Counting only lines that hold "name", give the total and nothing more.
□ □ □ □ □ □ □
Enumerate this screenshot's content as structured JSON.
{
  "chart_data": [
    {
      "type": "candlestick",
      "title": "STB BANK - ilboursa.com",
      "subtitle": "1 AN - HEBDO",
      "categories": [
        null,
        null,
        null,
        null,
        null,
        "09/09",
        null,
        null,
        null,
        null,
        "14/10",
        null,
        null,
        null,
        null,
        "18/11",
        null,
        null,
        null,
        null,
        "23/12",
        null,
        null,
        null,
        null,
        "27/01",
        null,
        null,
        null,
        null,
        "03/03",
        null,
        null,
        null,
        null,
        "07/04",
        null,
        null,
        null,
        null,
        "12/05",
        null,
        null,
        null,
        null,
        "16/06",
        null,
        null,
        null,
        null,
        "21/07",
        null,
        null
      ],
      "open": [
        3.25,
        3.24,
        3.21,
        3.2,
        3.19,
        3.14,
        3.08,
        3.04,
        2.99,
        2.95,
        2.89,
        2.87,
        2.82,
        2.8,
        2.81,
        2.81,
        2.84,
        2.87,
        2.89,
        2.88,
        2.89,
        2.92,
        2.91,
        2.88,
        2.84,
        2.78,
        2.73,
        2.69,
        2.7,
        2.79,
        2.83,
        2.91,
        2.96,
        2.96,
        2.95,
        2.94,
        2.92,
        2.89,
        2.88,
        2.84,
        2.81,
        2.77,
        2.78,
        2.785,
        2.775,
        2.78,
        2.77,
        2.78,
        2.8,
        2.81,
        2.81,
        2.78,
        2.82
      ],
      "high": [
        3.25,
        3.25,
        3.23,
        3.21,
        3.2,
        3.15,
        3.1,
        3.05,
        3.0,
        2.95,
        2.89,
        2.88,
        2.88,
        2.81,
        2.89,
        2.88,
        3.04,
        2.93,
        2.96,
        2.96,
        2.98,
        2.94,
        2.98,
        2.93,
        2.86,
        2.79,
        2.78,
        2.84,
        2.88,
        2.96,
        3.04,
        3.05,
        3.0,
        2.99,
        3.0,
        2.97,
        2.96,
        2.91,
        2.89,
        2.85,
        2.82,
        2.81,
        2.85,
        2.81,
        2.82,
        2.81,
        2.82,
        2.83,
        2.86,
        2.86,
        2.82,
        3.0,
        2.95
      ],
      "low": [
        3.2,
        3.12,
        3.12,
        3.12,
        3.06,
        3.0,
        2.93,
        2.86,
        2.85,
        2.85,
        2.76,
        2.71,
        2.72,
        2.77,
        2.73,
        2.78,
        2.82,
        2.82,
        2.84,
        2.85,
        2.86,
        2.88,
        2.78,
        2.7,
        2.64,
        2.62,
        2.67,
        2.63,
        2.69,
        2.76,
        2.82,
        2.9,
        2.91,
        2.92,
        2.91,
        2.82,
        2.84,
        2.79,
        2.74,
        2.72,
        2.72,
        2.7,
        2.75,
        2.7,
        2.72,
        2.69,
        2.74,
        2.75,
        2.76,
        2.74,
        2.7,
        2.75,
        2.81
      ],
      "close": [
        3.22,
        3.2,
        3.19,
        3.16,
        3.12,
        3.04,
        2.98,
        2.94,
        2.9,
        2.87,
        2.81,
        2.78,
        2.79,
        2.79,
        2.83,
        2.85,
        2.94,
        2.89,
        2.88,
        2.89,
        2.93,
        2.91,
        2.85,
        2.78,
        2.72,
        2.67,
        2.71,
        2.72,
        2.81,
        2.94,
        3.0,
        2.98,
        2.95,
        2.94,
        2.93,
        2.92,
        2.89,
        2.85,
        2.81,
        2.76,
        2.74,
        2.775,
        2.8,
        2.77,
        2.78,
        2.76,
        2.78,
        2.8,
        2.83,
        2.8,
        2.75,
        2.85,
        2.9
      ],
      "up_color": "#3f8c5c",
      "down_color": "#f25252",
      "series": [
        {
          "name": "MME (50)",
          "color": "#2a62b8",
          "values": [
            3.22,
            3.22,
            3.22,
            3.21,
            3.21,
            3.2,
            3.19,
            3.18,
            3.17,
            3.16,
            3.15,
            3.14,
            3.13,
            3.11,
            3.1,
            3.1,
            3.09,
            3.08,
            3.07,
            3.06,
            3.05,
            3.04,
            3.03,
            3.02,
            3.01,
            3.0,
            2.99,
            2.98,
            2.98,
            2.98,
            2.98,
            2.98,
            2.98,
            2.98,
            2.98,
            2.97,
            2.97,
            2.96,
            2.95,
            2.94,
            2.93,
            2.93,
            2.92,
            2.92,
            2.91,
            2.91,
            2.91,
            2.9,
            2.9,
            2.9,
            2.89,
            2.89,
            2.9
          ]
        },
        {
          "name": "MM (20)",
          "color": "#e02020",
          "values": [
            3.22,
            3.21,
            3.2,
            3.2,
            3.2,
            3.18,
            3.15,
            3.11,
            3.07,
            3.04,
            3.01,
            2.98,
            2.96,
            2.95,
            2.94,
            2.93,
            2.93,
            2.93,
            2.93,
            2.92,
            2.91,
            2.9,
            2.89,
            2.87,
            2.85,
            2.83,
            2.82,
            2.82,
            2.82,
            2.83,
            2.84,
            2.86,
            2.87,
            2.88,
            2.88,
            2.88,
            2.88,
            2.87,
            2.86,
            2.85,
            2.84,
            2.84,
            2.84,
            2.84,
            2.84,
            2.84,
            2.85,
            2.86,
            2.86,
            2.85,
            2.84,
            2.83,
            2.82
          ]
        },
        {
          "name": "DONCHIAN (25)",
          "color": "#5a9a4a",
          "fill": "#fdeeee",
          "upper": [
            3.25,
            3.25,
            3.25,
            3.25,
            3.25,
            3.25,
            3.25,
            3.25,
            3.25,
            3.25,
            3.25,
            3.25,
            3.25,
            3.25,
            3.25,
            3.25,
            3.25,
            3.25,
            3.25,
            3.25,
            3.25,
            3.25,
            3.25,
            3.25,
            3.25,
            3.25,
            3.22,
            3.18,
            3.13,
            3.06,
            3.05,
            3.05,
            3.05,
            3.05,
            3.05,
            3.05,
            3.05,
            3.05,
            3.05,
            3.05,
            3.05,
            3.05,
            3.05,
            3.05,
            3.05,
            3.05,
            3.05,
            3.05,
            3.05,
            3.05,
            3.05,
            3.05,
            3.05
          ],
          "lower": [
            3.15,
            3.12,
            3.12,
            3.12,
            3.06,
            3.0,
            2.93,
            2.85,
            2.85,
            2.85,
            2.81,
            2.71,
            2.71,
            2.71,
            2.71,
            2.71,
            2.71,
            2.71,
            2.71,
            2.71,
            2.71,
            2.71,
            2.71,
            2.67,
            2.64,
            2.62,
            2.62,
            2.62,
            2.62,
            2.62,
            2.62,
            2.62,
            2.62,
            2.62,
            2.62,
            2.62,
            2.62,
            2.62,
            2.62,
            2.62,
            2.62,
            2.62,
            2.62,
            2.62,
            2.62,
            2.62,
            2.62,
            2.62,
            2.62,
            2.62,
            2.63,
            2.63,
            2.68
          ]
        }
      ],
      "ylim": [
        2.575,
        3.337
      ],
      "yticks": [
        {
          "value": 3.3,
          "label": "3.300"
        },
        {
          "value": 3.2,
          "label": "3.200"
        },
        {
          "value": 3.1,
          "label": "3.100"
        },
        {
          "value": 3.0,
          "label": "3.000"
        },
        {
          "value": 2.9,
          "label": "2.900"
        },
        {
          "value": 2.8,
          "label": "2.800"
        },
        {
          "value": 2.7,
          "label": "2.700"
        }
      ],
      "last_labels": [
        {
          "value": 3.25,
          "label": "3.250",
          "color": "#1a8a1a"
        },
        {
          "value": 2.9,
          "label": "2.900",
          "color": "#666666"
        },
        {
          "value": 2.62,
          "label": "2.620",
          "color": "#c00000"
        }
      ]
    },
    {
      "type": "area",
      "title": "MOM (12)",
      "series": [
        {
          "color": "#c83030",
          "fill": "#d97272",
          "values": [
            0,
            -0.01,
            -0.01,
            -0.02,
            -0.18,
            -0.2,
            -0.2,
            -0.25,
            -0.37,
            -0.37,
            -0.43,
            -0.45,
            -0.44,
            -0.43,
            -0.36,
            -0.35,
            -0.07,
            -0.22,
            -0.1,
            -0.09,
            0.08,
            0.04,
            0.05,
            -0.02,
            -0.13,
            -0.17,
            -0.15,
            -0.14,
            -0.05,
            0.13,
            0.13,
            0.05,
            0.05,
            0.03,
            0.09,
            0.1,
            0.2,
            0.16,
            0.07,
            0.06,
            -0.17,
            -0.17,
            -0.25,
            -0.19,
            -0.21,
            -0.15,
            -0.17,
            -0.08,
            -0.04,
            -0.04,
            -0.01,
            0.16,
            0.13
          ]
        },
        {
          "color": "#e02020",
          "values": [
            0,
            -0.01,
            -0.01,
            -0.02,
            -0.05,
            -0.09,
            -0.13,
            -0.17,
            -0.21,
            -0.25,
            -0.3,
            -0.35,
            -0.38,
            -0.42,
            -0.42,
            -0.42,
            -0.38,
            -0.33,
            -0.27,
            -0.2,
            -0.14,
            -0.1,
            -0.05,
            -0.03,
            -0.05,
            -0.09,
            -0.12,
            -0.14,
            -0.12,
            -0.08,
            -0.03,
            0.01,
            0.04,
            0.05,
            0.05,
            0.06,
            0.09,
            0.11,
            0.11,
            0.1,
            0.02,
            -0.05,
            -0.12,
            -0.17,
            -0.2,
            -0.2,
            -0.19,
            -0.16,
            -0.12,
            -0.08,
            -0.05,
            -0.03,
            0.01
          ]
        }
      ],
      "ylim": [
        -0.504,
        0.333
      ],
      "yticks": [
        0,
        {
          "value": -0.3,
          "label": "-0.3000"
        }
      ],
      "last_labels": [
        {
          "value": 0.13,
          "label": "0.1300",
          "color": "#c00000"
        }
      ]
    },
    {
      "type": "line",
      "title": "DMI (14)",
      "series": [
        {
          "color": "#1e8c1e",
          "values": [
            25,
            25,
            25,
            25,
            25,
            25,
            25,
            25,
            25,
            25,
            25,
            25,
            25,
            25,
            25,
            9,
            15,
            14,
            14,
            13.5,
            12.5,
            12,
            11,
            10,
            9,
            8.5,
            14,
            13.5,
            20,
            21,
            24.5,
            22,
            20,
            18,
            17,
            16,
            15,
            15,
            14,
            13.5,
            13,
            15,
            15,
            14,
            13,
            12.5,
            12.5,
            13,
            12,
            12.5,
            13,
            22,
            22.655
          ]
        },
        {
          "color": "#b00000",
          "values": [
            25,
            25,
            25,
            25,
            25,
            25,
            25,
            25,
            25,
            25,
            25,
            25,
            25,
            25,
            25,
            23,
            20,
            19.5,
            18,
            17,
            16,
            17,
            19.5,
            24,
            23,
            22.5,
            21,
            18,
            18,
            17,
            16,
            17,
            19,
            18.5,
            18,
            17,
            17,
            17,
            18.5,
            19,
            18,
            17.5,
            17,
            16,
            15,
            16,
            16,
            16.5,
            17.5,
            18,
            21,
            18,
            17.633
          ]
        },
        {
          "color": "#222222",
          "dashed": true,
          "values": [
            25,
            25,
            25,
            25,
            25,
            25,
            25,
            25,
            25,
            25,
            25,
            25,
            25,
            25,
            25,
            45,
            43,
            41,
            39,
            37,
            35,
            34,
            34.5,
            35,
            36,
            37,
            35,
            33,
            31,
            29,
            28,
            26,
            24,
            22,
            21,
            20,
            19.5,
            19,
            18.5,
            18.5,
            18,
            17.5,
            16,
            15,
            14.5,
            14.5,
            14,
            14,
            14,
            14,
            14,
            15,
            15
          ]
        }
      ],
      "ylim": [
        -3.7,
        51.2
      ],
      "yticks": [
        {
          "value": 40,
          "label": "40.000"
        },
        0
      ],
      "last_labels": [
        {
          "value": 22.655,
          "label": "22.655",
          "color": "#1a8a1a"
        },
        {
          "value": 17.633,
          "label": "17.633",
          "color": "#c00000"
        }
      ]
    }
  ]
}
□ □ □ □ □ □ □
- THE RESPONSE
3